→ Records to use:
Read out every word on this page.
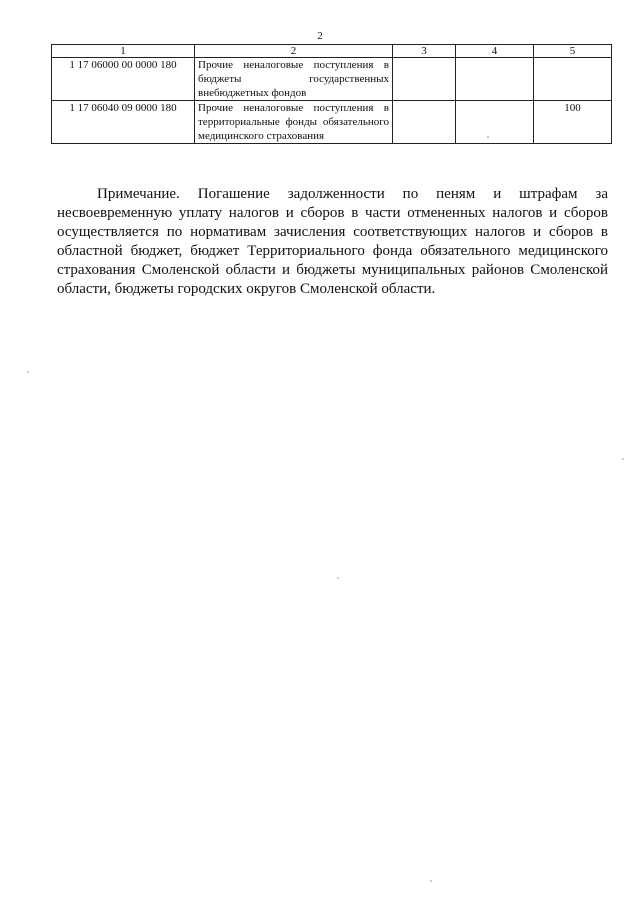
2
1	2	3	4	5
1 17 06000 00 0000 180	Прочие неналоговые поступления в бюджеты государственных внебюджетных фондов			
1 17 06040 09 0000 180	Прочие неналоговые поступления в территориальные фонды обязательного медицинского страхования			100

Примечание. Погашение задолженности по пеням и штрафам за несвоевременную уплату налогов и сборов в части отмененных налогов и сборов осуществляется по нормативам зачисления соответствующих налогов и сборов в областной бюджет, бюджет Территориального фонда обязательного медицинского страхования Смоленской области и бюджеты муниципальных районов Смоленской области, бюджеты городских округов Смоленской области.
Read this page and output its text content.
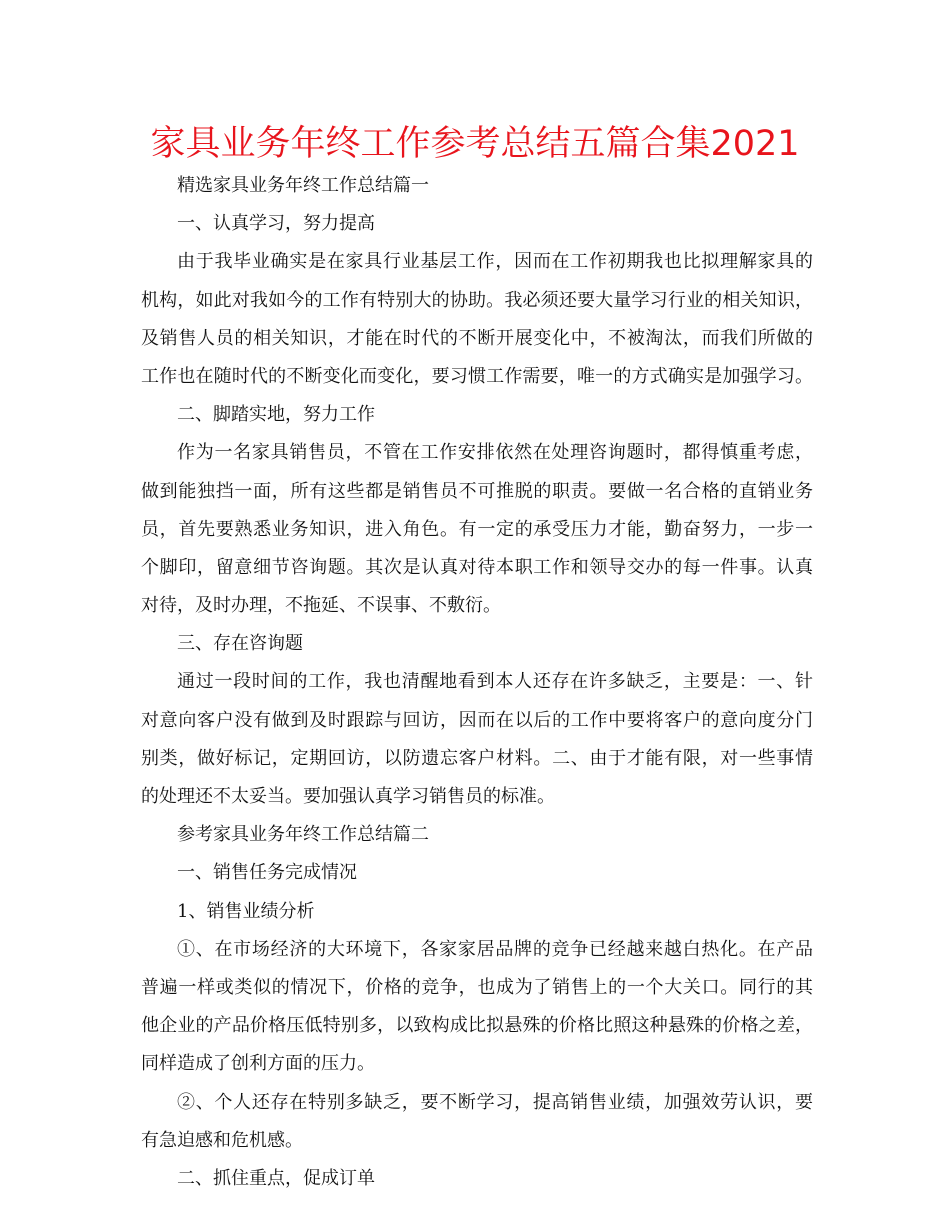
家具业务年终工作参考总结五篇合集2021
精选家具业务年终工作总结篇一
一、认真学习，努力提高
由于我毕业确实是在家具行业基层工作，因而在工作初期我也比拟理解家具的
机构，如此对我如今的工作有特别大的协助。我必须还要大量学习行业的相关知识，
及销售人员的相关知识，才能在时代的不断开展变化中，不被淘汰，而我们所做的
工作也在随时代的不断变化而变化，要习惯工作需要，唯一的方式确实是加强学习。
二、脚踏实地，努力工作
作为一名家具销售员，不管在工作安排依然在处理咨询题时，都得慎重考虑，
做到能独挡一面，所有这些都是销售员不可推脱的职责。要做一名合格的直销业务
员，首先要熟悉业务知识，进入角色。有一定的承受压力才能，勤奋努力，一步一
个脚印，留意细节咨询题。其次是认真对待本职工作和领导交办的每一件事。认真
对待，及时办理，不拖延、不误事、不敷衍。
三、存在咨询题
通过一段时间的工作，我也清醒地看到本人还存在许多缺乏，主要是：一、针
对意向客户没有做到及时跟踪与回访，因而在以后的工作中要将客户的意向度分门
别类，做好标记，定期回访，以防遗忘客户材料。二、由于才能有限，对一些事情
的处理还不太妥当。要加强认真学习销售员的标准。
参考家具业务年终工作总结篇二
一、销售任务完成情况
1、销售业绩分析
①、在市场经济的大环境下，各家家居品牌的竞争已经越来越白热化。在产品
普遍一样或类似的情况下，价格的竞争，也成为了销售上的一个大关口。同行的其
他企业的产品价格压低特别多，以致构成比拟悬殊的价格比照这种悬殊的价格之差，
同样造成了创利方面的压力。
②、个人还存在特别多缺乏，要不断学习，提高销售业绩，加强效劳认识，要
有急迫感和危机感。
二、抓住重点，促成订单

→ Work to be completed: In the data above, find the line with "Read this page and output its text content." and repeat it and every line after it through the end, exactly; leave the pictures out.

→ Solution for this exercise:
Read this page and output its text content.
家具业务年终工作参考总结五篇合集2021
精选家具业务年终工作总结篇一
一、认真学习，努力提高
由于我毕业确实是在家具行业基层工作，因而在工作初期我也比拟理解家具的
机构，如此对我如今的工作有特别大的协助。我必须还要大量学习行业的相关知识，
及销售人员的相关知识，才能在时代的不断开展变化中，不被淘汰，而我们所做的
工作也在随时代的不断变化而变化，要习惯工作需要，唯一的方式确实是加强学习。
二、脚踏实地，努力工作
作为一名家具销售员，不管在工作安排依然在处理咨询题时，都得慎重考虑，
做到能独挡一面，所有这些都是销售员不可推脱的职责。要做一名合格的直销业务
员，首先要熟悉业务知识，进入角色。有一定的承受压力才能，勤奋努力，一步一
个脚印，留意细节咨询题。其次是认真对待本职工作和领导交办的每一件事。认真
对待，及时办理，不拖延、不误事、不敷衍。
三、存在咨询题
通过一段时间的工作，我也清醒地看到本人还存在许多缺乏，主要是：一、针
对意向客户没有做到及时跟踪与回访，因而在以后的工作中要将客户的意向度分门
别类，做好标记，定期回访，以防遗忘客户材料。二、由于才能有限，对一些事情
的处理还不太妥当。要加强认真学习销售员的标准。
参考家具业务年终工作总结篇二
一、销售任务完成情况
1、销售业绩分析
①、在市场经济的大环境下，各家家居品牌的竞争已经越来越白热化。在产品
普遍一样或类似的情况下，价格的竞争，也成为了销售上的一个大关口。同行的其
他企业的产品价格压低特别多，以致构成比拟悬殊的价格比照这种悬殊的价格之差，
同样造成了创利方面的压力。
②、个人还存在特别多缺乏，要不断学习，提高销售业绩，加强效劳认识，要
有急迫感和危机感。
二、抓住重点，促成订单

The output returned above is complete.